Problem requirements:
Using the entries that follow, count the lines containing the word "JSON" and give that number by itself.

Provided records:
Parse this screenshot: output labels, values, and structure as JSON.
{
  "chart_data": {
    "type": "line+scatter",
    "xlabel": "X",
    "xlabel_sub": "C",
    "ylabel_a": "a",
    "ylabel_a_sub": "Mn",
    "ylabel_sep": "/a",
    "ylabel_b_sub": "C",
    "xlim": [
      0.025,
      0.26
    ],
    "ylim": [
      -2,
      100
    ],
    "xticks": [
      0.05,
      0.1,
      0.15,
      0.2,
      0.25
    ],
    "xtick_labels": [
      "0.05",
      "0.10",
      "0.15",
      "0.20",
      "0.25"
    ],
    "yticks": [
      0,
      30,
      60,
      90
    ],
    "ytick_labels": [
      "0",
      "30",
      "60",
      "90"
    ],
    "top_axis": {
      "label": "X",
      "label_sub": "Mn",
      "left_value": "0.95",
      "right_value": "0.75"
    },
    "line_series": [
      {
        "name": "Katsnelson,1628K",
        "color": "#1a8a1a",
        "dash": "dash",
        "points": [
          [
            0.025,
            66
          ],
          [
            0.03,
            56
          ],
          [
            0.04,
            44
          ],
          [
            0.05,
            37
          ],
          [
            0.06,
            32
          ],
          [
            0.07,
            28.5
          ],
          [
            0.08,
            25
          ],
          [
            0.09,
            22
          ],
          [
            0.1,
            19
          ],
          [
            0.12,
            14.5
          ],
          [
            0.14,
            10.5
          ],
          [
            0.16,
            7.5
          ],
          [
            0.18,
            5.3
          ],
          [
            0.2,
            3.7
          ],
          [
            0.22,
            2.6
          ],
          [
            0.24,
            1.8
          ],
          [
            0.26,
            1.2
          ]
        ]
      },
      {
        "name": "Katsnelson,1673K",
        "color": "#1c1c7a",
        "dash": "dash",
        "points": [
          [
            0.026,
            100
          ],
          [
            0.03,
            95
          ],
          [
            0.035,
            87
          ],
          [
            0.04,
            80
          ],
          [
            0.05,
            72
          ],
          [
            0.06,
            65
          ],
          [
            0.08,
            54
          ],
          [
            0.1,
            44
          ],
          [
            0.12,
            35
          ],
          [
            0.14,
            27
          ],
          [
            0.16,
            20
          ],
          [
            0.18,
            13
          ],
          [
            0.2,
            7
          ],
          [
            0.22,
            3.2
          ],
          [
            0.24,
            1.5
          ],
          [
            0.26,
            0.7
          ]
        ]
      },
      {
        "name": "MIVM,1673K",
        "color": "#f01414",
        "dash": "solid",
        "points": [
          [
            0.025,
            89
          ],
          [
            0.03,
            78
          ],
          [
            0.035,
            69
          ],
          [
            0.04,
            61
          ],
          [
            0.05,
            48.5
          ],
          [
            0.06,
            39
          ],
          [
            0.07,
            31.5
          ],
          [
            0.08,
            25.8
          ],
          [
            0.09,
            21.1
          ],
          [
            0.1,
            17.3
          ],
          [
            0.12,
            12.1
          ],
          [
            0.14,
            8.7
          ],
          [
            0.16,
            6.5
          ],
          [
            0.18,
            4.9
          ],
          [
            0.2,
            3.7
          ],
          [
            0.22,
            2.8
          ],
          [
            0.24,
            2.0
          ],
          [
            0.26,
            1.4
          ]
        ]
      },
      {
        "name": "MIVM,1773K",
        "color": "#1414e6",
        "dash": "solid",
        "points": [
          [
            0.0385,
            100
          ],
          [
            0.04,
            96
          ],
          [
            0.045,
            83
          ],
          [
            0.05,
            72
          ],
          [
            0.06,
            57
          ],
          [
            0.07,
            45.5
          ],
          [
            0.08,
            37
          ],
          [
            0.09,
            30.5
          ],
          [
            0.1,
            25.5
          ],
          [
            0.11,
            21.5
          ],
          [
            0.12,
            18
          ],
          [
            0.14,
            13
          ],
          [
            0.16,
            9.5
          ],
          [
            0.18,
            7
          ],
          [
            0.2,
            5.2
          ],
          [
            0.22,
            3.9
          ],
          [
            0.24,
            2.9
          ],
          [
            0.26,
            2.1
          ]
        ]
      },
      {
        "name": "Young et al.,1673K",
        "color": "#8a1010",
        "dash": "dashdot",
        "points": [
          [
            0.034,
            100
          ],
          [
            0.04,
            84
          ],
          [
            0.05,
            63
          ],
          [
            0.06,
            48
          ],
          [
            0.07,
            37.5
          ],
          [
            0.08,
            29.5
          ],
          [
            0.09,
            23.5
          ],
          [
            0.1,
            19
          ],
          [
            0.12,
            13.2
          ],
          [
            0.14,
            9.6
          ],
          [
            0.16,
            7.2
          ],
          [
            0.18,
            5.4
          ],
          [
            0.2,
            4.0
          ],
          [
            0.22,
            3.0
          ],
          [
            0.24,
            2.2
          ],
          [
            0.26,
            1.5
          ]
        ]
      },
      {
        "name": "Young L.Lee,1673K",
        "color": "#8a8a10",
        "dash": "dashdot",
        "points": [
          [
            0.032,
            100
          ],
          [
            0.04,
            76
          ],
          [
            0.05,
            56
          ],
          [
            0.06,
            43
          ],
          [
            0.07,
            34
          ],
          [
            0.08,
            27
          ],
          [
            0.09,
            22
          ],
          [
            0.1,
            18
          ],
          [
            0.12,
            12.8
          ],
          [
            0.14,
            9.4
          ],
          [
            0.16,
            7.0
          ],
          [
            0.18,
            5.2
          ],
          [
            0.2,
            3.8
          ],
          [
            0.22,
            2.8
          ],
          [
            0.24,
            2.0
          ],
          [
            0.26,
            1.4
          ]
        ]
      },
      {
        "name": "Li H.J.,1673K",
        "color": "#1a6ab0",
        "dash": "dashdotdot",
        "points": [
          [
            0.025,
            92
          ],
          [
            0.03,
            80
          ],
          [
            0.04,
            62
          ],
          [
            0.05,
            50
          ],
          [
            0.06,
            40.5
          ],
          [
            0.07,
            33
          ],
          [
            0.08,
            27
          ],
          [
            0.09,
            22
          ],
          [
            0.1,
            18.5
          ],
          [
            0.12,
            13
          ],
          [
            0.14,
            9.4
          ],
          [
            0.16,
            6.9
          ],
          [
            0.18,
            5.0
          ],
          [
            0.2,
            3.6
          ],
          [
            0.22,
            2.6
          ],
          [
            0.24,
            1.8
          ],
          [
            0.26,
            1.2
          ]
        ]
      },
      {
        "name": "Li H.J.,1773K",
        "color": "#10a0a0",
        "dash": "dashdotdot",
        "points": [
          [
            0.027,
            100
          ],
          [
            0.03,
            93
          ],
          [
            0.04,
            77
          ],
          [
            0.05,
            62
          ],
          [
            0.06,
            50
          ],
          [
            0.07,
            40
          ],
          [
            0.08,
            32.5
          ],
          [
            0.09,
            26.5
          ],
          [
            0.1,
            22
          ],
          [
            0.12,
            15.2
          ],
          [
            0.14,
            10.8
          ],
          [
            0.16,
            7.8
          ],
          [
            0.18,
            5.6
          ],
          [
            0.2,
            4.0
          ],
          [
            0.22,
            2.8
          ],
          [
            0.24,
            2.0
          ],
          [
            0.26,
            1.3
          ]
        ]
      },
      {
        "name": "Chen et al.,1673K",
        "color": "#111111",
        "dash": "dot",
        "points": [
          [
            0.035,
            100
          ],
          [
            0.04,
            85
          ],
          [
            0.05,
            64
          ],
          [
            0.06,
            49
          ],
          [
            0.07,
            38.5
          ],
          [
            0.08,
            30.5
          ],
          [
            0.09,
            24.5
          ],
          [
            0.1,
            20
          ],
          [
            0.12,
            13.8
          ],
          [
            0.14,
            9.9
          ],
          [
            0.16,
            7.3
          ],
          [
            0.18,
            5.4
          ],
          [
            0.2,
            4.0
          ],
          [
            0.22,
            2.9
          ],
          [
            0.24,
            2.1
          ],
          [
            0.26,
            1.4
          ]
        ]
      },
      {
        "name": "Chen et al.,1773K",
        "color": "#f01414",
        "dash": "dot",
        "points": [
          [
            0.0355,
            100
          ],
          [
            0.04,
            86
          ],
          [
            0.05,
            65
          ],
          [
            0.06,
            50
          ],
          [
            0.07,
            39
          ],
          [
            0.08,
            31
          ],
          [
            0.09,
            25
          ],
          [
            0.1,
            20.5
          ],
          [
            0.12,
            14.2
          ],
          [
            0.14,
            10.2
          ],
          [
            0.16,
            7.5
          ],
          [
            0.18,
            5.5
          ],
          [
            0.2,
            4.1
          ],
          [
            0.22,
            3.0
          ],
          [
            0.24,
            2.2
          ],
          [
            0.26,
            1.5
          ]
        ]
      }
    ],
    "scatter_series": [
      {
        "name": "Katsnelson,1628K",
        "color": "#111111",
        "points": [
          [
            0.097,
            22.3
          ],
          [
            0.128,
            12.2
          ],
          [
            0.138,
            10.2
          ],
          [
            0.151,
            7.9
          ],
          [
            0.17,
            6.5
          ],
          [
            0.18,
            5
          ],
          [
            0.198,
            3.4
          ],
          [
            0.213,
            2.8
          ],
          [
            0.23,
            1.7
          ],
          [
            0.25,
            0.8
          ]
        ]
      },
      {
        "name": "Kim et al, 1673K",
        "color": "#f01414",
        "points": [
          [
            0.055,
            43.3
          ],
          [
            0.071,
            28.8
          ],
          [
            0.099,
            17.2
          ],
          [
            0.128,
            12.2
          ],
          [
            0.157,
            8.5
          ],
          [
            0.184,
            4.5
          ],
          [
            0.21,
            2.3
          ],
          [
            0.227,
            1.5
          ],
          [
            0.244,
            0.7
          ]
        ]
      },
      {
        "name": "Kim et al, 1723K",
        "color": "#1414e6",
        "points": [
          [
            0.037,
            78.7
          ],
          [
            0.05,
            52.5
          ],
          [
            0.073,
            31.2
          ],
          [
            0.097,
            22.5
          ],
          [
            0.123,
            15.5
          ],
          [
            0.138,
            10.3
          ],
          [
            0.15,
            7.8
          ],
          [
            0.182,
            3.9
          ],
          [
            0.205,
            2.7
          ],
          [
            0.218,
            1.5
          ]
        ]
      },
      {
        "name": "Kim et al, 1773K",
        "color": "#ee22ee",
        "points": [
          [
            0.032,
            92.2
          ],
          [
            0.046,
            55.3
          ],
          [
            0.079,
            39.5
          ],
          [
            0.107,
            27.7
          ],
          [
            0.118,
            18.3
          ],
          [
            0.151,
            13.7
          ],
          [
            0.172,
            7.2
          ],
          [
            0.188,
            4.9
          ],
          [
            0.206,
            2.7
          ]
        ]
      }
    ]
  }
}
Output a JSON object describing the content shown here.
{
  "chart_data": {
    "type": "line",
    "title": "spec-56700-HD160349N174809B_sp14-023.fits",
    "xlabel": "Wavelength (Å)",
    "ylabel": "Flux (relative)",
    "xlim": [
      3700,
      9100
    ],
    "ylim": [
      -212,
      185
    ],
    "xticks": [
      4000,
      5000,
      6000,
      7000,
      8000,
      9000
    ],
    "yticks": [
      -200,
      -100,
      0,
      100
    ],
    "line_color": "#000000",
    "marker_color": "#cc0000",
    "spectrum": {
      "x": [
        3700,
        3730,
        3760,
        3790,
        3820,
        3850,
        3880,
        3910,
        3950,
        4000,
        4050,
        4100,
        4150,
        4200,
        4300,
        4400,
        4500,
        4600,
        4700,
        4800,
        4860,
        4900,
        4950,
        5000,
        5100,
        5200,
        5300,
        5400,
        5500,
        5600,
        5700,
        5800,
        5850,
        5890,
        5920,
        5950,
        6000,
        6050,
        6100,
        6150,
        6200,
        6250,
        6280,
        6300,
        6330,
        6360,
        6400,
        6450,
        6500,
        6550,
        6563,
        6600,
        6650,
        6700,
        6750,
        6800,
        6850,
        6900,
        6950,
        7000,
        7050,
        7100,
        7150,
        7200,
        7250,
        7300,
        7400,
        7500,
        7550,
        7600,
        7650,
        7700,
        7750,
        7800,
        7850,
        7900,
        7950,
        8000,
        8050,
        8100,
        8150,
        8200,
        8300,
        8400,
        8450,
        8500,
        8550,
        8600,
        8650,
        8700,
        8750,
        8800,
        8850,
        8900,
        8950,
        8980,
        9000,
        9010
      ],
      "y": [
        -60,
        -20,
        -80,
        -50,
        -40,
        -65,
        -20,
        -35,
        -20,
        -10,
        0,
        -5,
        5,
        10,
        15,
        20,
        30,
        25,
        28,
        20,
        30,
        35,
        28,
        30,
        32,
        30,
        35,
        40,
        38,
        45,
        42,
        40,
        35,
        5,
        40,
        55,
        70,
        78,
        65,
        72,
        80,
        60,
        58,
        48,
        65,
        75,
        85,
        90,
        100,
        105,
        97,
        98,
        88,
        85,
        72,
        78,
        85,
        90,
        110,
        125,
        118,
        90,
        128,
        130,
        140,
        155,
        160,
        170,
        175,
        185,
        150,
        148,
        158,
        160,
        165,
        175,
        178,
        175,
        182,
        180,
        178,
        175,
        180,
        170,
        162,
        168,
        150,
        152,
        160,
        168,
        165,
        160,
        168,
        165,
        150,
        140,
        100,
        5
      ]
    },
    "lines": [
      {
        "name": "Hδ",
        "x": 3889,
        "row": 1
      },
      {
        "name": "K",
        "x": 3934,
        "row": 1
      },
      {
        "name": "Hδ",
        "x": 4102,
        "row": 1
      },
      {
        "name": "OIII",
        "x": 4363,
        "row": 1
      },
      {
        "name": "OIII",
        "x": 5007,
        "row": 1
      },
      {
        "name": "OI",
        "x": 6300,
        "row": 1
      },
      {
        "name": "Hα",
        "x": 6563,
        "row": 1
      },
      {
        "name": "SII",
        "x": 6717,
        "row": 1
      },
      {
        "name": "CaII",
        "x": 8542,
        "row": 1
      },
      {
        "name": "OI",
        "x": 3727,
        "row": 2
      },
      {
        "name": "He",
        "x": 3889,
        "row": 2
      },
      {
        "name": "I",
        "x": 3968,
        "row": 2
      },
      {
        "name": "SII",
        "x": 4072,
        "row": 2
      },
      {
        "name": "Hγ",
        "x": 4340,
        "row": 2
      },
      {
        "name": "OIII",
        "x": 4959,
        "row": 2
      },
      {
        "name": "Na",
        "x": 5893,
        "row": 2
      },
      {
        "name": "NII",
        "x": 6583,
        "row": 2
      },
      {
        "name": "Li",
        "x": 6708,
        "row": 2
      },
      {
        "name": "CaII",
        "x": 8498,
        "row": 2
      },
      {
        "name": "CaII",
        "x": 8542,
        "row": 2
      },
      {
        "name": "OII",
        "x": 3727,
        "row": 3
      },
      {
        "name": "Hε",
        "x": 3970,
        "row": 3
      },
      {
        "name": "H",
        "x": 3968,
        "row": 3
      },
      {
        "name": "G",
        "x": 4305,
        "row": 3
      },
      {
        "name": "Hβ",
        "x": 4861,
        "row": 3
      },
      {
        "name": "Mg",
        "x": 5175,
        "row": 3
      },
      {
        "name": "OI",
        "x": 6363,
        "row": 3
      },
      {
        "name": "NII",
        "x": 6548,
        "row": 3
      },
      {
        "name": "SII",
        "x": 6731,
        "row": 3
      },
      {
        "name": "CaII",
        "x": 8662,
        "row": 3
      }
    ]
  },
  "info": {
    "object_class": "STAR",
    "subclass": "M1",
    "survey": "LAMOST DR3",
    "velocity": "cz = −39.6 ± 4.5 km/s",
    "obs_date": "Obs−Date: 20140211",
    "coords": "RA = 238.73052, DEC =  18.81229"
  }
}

Response to this task:
2